Task instructions
Restate every line of the material, word for word.

====== Data extract

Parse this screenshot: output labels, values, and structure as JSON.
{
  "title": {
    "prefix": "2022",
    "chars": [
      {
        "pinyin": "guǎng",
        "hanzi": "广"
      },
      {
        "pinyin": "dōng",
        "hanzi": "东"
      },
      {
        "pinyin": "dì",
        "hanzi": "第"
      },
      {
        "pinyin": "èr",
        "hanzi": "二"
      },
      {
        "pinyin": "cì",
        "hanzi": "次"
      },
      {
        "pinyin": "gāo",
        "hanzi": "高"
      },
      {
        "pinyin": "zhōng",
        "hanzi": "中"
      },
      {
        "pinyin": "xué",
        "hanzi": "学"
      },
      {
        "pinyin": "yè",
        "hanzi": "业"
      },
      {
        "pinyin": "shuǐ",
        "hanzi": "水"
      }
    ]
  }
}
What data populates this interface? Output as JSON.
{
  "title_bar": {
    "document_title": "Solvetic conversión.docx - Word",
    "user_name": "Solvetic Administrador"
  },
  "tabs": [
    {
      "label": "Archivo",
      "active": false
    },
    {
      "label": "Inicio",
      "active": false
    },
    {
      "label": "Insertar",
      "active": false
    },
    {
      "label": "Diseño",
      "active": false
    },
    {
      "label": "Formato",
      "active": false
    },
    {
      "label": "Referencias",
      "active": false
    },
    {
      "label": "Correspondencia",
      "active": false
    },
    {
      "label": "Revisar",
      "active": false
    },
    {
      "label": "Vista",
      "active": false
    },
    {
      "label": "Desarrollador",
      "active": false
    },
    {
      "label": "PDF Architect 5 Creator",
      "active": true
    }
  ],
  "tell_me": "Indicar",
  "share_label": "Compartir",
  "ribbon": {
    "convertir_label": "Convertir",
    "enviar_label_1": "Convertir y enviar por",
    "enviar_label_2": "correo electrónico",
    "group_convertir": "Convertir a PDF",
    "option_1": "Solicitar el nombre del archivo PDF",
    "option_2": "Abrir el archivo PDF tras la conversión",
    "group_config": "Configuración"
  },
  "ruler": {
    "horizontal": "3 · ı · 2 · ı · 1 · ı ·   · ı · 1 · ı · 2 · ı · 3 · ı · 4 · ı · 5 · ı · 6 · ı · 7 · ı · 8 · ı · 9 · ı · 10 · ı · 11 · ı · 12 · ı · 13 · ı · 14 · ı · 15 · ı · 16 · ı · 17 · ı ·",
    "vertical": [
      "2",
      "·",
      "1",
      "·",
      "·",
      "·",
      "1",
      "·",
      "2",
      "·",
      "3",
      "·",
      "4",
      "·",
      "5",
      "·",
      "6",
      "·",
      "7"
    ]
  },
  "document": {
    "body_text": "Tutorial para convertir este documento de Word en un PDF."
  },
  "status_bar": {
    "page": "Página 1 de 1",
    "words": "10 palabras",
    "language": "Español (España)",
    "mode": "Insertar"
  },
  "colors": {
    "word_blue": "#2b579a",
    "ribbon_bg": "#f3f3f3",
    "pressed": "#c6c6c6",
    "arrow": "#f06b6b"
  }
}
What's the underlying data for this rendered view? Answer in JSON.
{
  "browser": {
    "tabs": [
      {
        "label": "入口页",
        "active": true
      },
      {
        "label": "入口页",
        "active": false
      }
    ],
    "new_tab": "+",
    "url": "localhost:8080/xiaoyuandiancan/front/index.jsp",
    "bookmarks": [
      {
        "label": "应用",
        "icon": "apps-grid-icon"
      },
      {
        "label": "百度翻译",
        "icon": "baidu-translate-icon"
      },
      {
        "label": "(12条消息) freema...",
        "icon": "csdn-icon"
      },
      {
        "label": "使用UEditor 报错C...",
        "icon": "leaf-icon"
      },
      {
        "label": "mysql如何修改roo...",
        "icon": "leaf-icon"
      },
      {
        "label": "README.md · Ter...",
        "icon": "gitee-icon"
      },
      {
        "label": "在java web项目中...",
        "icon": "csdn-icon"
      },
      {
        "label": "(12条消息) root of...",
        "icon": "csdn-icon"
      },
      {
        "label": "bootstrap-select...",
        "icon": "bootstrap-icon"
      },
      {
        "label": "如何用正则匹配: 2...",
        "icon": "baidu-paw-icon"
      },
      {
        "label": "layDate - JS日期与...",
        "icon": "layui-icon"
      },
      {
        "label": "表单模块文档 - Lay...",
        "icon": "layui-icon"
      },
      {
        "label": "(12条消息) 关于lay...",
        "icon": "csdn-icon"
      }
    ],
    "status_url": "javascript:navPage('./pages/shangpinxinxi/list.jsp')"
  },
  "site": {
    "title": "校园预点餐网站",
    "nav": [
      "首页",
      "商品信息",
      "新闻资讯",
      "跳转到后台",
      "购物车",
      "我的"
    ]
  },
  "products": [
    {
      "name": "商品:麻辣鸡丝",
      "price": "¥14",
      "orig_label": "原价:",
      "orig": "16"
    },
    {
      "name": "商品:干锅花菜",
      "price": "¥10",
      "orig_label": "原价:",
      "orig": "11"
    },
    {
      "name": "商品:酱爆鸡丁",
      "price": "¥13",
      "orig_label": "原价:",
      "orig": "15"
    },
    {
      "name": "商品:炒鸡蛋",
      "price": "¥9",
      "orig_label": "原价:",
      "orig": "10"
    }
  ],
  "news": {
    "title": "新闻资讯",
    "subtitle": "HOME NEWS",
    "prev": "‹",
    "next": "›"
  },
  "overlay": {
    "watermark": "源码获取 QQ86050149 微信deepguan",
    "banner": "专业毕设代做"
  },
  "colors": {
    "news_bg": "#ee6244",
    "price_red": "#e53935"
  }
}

============

Right answer
Parse this screenshot: output labels, values, and structure as JSON.
{
  "title": {
    "prefix": "2022",
    "chars": [
      {
        "pinyin": "guǎng",
        "hanzi": "广"
      },
      {
        "pinyin": "dōng",
        "hanzi": "东"
      },
      {
        "pinyin": "dì",
        "hanzi": "第"
      },
      {
        "pinyin": "èr",
        "hanzi": "二"
      },
      {
        "pinyin": "cì",
        "hanzi": "次"
      },
      {
        "pinyin": "gāo",
        "hanzi": "高"
      },
      {
        "pinyin": "zhōng",
        "hanzi": "中"
      },
      {
        "pinyin": "xué",
        "hanzi": "学"
      },
      {
        "pinyin": "yè",
        "hanzi": "业"
      },
      {
        "pinyin": "shuǐ",
        "hanzi": "水"
      }
    ]
  }
}
What data populates this interface? Output as JSON.
{
  "title_bar": {
    "document_title": "Solvetic conversión.docx - Word",
    "user_name": "Solvetic Administrador"
  },
  "tabs": [
    {
      "label": "Archivo",
      "active": false
    },
    {
      "label": "Inicio",
      "active": false
    },
    {
      "label": "Insertar",
      "active": false
    },
    {
      "label": "Diseño",
      "active": false
    },
    {
      "label": "Formato",
      "active": false
    },
    {
      "label": "Referencias",
      "active": false
    },
    {
      "label": "Correspondencia",
      "active": false
    },
    {
      "label": "Revisar",
      "active": false
    },
    {
      "label": "Vista",
      "active": false
    },
    {
      "label": "Desarrollador",
      "active": false
    },
    {
      "label": "PDF Architect 5 Creator",
      "active": true
    }
  ],
  "tell_me": "Indicar",
  "share_label": "Compartir",
  "ribbon": {
    "convertir_label": "Convertir",
    "enviar_label_1": "Convertir y enviar por",
    "enviar_label_2": "correo electrónico",
    "group_convertir": "Convertir a PDF",
    "option_1": "Solicitar el nombre del archivo PDF",
    "option_2": "Abrir el archivo PDF tras la conversión",
    "group_config": "Configuración"
  },
  "ruler": {
    "horizontal": "3 · ı · 2 · ı · 1 · ı ·   · ı · 1 · ı · 2 · ı · 3 · ı · 4 · ı · 5 · ı · 6 · ı · 7 · ı · 8 · ı · 9 · ı · 10 · ı · 11 · ı · 12 · ı · 13 · ı · 14 · ı · 15 · ı · 16 · ı · 17 · ı ·",
    "vertical": [
      "2",
      "·",
      "1",
      "·",
      "·",
      "·",
      "1",
      "·",
      "2",
      "·",
      "3",
      "·",
      "4",
      "·",
      "5",
      "·",
      "6",
      "·",
      "7"
    ]
  },
  "document": {
    "body_text": "Tutorial para convertir este documento de Word en un PDF."
  },
  "status_bar": {
    "page": "Página 1 de 1",
    "words": "10 palabras",
    "language": "Español (España)",
    "mode": "Insertar"
  },
  "colors": {
    "word_blue": "#2b579a",
    "ribbon_bg": "#f3f3f3",
    "pressed": "#c6c6c6",
    "arrow": "#f06b6b"
  }
}
What's the underlying data for this rendered view? Answer in JSON.
{
  "browser": {
    "tabs": [
      {
        "label": "入口页",
        "active": true
      },
      {
        "label": "入口页",
        "active": false
      }
    ],
    "new_tab": "+",
    "url": "localhost:8080/xiaoyuandiancan/front/index.jsp",
    "bookmarks": [
      {
        "label": "应用",
        "icon": "apps-grid-icon"
      },
      {
        "label": "百度翻译",
        "icon": "baidu-translate-icon"
      },
      {
        "label": "(12条消息) freema...",
        "icon": "csdn-icon"
      },
      {
        "label": "使用UEditor 报错C...",
        "icon": "leaf-icon"
      },
      {
        "label": "mysql如何修改roo...",
        "icon": "leaf-icon"
      },
      {
        "label": "README.md · Ter...",
        "icon": "gitee-icon"
      },
      {
        "label": "在java web项目中...",
        "icon": "csdn-icon"
      },
      {
        "label": "(12条消息) root of...",
        "icon": "csdn-icon"
      },
      {
        "label": "bootstrap-select...",
        "icon": "bootstrap-icon"
      },
      {
        "label": "如何用正则匹配: 2...",
        "icon": "baidu-paw-icon"
      },
      {
        "label": "layDate - JS日期与...",
        "icon": "layui-icon"
      },
      {
        "label": "表单模块文档 - Lay...",
        "icon": "layui-icon"
      },
      {
        "label": "(12条消息) 关于lay...",
        "icon": "csdn-icon"
      }
    ],
    "status_url": "javascript:navPage('./pages/shangpinxinxi/list.jsp')"
  },
  "site": {
    "title": "校园预点餐网站",
    "nav": [
      "首页",
      "商品信息",
      "新闻资讯",
      "跳转到后台",
      "购物车",
      "我的"
    ]
  },
  "products": [
    {
      "name": "商品:麻辣鸡丝",
      "price": "¥14",
      "orig_label": "原价:",
      "orig": "16"
    },
    {
      "name": "商品:干锅花菜",
      "price": "¥10",
      "orig_label": "原价:",
      "orig": "11"
    },
    {
      "name": "商品:酱爆鸡丁",
      "price": "¥13",
      "orig_label": "原价:",
      "orig": "15"
    },
    {
      "name": "商品:炒鸡蛋",
      "price": "¥9",
      "orig_label": "原价:",
      "orig": "10"
    }
  ],
  "news": {
    "title": "新闻资讯",
    "subtitle": "HOME NEWS",
    "prev": "‹",
    "next": "›"
  },
  "overlay": {
    "watermark": "源码获取 QQ86050149 微信deepguan",
    "banner": "专业毕设代做"
  },
  "colors": {
    "news_bg": "#ee6244",
    "price_red": "#e53935"
  }
}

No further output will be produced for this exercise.